▸ **Extracted material**
--------------------------------------------------

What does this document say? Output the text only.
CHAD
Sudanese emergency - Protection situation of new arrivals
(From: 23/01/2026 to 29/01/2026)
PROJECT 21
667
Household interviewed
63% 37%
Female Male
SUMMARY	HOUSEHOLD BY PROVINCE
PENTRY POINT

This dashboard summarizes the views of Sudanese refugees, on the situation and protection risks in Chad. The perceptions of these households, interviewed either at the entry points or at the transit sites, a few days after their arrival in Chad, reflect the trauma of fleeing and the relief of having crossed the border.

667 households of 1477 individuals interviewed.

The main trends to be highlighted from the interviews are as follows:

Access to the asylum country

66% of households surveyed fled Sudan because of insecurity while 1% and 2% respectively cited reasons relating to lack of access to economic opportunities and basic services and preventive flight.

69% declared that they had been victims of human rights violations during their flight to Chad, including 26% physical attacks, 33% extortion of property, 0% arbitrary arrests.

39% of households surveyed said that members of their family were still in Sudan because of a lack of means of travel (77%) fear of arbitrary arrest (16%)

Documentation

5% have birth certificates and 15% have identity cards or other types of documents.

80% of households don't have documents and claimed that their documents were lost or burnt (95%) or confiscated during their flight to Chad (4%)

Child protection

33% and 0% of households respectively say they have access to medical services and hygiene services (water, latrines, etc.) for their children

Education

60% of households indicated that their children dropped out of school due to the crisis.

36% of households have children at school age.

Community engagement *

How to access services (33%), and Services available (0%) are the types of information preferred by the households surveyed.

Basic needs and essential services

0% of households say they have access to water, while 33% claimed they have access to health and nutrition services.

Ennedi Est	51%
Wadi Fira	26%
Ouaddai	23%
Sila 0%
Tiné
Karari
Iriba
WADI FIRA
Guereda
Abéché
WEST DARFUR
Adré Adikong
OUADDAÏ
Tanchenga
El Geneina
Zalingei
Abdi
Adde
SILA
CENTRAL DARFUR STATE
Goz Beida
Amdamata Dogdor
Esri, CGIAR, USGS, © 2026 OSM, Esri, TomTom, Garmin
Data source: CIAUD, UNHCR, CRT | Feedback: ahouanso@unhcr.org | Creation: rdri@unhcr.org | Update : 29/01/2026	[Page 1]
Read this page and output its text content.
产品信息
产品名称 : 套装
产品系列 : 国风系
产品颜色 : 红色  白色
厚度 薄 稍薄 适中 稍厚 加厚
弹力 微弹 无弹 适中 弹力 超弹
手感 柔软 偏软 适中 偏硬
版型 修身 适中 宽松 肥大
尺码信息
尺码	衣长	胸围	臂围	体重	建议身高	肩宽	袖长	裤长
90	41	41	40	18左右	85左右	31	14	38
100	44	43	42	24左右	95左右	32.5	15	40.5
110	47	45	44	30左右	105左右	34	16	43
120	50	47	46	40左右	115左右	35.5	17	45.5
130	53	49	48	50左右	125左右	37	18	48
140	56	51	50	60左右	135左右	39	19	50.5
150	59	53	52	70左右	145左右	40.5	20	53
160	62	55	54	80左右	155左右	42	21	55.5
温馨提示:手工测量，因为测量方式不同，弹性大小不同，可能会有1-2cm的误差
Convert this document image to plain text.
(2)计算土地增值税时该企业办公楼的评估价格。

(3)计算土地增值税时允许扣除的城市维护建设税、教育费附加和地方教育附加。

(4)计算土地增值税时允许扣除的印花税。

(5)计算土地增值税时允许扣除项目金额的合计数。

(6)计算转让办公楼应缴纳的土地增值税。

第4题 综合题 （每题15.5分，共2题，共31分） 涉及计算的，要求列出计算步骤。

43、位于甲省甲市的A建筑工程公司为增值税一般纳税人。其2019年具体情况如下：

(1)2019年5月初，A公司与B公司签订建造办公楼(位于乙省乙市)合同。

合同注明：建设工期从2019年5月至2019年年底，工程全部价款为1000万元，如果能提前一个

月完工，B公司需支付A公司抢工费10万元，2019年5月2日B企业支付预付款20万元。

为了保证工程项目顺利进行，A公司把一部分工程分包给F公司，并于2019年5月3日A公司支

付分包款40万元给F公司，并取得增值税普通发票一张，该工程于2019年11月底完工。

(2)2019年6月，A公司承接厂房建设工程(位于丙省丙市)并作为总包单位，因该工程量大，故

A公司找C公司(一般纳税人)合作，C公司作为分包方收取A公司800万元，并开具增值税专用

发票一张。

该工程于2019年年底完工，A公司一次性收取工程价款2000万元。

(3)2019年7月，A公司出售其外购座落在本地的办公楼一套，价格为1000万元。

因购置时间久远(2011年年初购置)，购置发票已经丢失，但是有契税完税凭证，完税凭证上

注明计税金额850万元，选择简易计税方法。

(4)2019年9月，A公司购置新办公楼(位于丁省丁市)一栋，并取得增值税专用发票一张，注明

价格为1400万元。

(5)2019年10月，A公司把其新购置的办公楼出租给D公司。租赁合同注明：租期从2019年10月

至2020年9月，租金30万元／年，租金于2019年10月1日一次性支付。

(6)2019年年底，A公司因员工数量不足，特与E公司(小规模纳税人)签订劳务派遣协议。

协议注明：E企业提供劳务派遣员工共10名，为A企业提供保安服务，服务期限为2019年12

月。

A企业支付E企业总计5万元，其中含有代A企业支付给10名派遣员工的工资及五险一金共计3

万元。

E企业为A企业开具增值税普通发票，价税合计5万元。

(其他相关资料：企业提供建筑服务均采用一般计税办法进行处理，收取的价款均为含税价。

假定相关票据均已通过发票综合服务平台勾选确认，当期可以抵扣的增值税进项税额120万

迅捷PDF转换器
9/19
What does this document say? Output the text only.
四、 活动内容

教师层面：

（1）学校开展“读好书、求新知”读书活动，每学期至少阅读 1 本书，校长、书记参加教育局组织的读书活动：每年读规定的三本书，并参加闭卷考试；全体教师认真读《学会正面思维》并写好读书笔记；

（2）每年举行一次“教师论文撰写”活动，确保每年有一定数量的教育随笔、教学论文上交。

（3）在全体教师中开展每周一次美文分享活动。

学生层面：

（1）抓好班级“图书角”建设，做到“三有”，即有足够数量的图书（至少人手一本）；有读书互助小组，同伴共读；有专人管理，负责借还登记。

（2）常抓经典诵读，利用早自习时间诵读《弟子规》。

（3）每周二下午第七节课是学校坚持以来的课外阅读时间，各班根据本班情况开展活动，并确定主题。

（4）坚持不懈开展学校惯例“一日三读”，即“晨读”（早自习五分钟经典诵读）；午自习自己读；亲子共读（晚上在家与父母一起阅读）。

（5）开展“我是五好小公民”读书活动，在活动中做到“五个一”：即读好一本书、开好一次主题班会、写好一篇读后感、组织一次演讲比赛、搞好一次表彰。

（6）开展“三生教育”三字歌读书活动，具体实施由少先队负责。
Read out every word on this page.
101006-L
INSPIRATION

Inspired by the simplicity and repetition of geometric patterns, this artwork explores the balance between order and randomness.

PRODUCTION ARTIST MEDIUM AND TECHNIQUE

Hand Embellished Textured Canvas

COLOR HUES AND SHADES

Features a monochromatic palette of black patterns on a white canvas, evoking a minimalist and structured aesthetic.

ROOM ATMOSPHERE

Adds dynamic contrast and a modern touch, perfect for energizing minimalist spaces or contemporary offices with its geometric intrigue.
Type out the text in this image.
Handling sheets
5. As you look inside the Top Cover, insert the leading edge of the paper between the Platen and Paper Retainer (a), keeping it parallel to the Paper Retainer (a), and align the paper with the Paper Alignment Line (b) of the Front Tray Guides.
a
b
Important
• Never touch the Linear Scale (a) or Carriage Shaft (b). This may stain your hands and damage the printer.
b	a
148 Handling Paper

--------------------------------------------------

▸ **Do this**
Return the material exactly as it stands.

▸ **Full solution**
What does this document say? Output the text only.
CHAD
Sudanese emergency - Protection situation of new arrivals
(From: 23/01/2026 to 29/01/2026)
PROJECT 21
667
Household interviewed
63% 37%
Female Male
SUMMARY	HOUSEHOLD BY PROVINCE
PENTRY POINT

This dashboard summarizes the views of Sudanese refugees, on the situation and protection risks in Chad. The perceptions of these households, interviewed either at the entry points or at the transit sites, a few days after their arrival in Chad, reflect the trauma of fleeing and the relief of having crossed the border.

667 households of 1477 individuals interviewed.

The main trends to be highlighted from the interviews are as follows:

Access to the asylum country

66% of households surveyed fled Sudan because of insecurity while 1% and 2% respectively cited reasons relating to lack of access to economic opportunities and basic services and preventive flight.

69% declared that they had been victims of human rights violations during their flight to Chad, including 26% physical attacks, 33% extortion of property, 0% arbitrary arrests.

39% of households surveyed said that members of their family were still in Sudan because of a lack of means of travel (77%) fear of arbitrary arrest (16%)

Documentation

5% have birth certificates and 15% have identity cards or other types of documents.

80% of households don't have documents and claimed that their documents were lost or burnt (95%) or confiscated during their flight to Chad (4%)

Child protection

33% and 0% of households respectively say they have access to medical services and hygiene services (water, latrines, etc.) for their children

Education

60% of households indicated that their children dropped out of school due to the crisis.

36% of households have children at school age.

Community engagement *

How to access services (33%), and Services available (0%) are the types of information preferred by the households surveyed.

Basic needs and essential services

0% of households say they have access to water, while 33% claimed they have access to health and nutrition services.

Ennedi Est	51%
Wadi Fira	26%
Ouaddai	23%
Sila 0%
Tiné
Karari
Iriba
WADI FIRA
Guereda
Abéché
WEST DARFUR
Adré Adikong
OUADDAÏ
Tanchenga
El Geneina
Zalingei
Abdi
Adde
SILA
CENTRAL DARFUR STATE
Goz Beida
Amdamata Dogdor
Esri, CGIAR, USGS, © 2026 OSM, Esri, TomTom, Garmin
Data source: CIAUD, UNHCR, CRT | Feedback: ahouanso@unhcr.org | Creation: rdri@unhcr.org | Update : 29/01/2026	[Page 1]
Read this page and output its text content.
产品信息
产品名称 : 套装
产品系列 : 国风系
产品颜色 : 红色  白色
厚度 薄 稍薄 适中 稍厚 加厚
弹力 微弹 无弹 适中 弹力 超弹
手感 柔软 偏软 适中 偏硬
版型 修身 适中 宽松 肥大
尺码信息
尺码	衣长	胸围	臂围	体重	建议身高	肩宽	袖长	裤长
90	41	41	40	18左右	85左右	31	14	38
100	44	43	42	24左右	95左右	32.5	15	40.5
110	47	45	44	30左右	105左右	34	16	43
120	50	47	46	40左右	115左右	35.5	17	45.5
130	53	49	48	50左右	125左右	37	18	48
140	56	51	50	60左右	135左右	39	19	50.5
150	59	53	52	70左右	145左右	40.5	20	53
160	62	55	54	80左右	155左右	42	21	55.5
温馨提示:手工测量，因为测量方式不同，弹性大小不同，可能会有1-2cm的误差
Convert this document image to plain text.
(2)计算土地增值税时该企业办公楼的评估价格。

(3)计算土地增值税时允许扣除的城市维护建设税、教育费附加和地方教育附加。

(4)计算土地增值税时允许扣除的印花税。

(5)计算土地增值税时允许扣除项目金额的合计数。

(6)计算转让办公楼应缴纳的土地增值税。

第4题 综合题 （每题15.5分，共2题，共31分） 涉及计算的，要求列出计算步骤。

43、位于甲省甲市的A建筑工程公司为增值税一般纳税人。其2019年具体情况如下：

(1)2019年5月初，A公司与B公司签订建造办公楼(位于乙省乙市)合同。

合同注明：建设工期从2019年5月至2019年年底，工程全部价款为1000万元，如果能提前一个

月完工，B公司需支付A公司抢工费10万元，2019年5月2日B企业支付预付款20万元。

为了保证工程项目顺利进行，A公司把一部分工程分包给F公司，并于2019年5月3日A公司支

付分包款40万元给F公司，并取得增值税普通发票一张，该工程于2019年11月底完工。

(2)2019年6月，A公司承接厂房建设工程(位于丙省丙市)并作为总包单位，因该工程量大，故

A公司找C公司(一般纳税人)合作，C公司作为分包方收取A公司800万元，并开具增值税专用

发票一张。

该工程于2019年年底完工，A公司一次性收取工程价款2000万元。

(3)2019年7月，A公司出售其外购座落在本地的办公楼一套，价格为1000万元。

因购置时间久远(2011年年初购置)，购置发票已经丢失，但是有契税完税凭证，完税凭证上

注明计税金额850万元，选择简易计税方法。

(4)2019年9月，A公司购置新办公楼(位于丁省丁市)一栋，并取得增值税专用发票一张，注明

价格为1400万元。

(5)2019年10月，A公司把其新购置的办公楼出租给D公司。租赁合同注明：租期从2019年10月

至2020年9月，租金30万元／年，租金于2019年10月1日一次性支付。

(6)2019年年底，A公司因员工数量不足，特与E公司(小规模纳税人)签订劳务派遣协议。

协议注明：E企业提供劳务派遣员工共10名，为A企业提供保安服务，服务期限为2019年12

月。

A企业支付E企业总计5万元，其中含有代A企业支付给10名派遣员工的工资及五险一金共计3

万元。

E企业为A企业开具增值税普通发票，价税合计5万元。

(其他相关资料：企业提供建筑服务均采用一般计税办法进行处理，收取的价款均为含税价。

假定相关票据均已通过发票综合服务平台勾选确认，当期可以抵扣的增值税进项税额120万

迅捷PDF转换器
9/19
What does this document say? Output the text only.
四、 活动内容

教师层面：

（1）学校开展“读好书、求新知”读书活动，每学期至少阅读 1 本书，校长、书记参加教育局组织的读书活动：每年读规定的三本书，并参加闭卷考试；全体教师认真读《学会正面思维》并写好读书笔记；

（2）每年举行一次“教师论文撰写”活动，确保每年有一定数量的教育随笔、教学论文上交。

（3）在全体教师中开展每周一次美文分享活动。

学生层面：

（1）抓好班级“图书角”建设，做到“三有”，即有足够数量的图书（至少人手一本）；有读书互助小组，同伴共读；有专人管理，负责借还登记。

（2）常抓经典诵读，利用早自习时间诵读《弟子规》。

（3）每周二下午第七节课是学校坚持以来的课外阅读时间，各班根据本班情况开展活动，并确定主题。

（4）坚持不懈开展学校惯例“一日三读”，即“晨读”（早自习五分钟经典诵读）；午自习自己读；亲子共读（晚上在家与父母一起阅读）。

（5）开展“我是五好小公民”读书活动，在活动中做到“五个一”：即读好一本书、开好一次主题班会、写好一篇读后感、组织一次演讲比赛、搞好一次表彰。

（6）开展“三生教育”三字歌读书活动，具体实施由少先队负责。
Read out every word on this page.
101006-L
INSPIRATION

Inspired by the simplicity and repetition of geometric patterns, this artwork explores the balance between order and randomness.

PRODUCTION ARTIST MEDIUM AND TECHNIQUE

Hand Embellished Textured Canvas

COLOR HUES AND SHADES

Features a monochromatic palette of black patterns on a white canvas, evoking a minimalist and structured aesthetic.

ROOM ATMOSPHERE

Adds dynamic contrast and a modern touch, perfect for energizing minimalist spaces or contemporary offices with its geometric intrigue.
Type out the text in this image.
Handling sheets
5. As you look inside the Top Cover, insert the leading edge of the paper between the Platen and Paper Retainer (a), keeping it parallel to the Paper Retainer (a), and align the paper with the Paper Alignment Line (b) of the Front Tray Guides.
a
b
Important
• Never touch the Linear Scale (a) or Carriage Shaft (b). This may stain your hands and damage the printer.
b	a
148 Handling Paper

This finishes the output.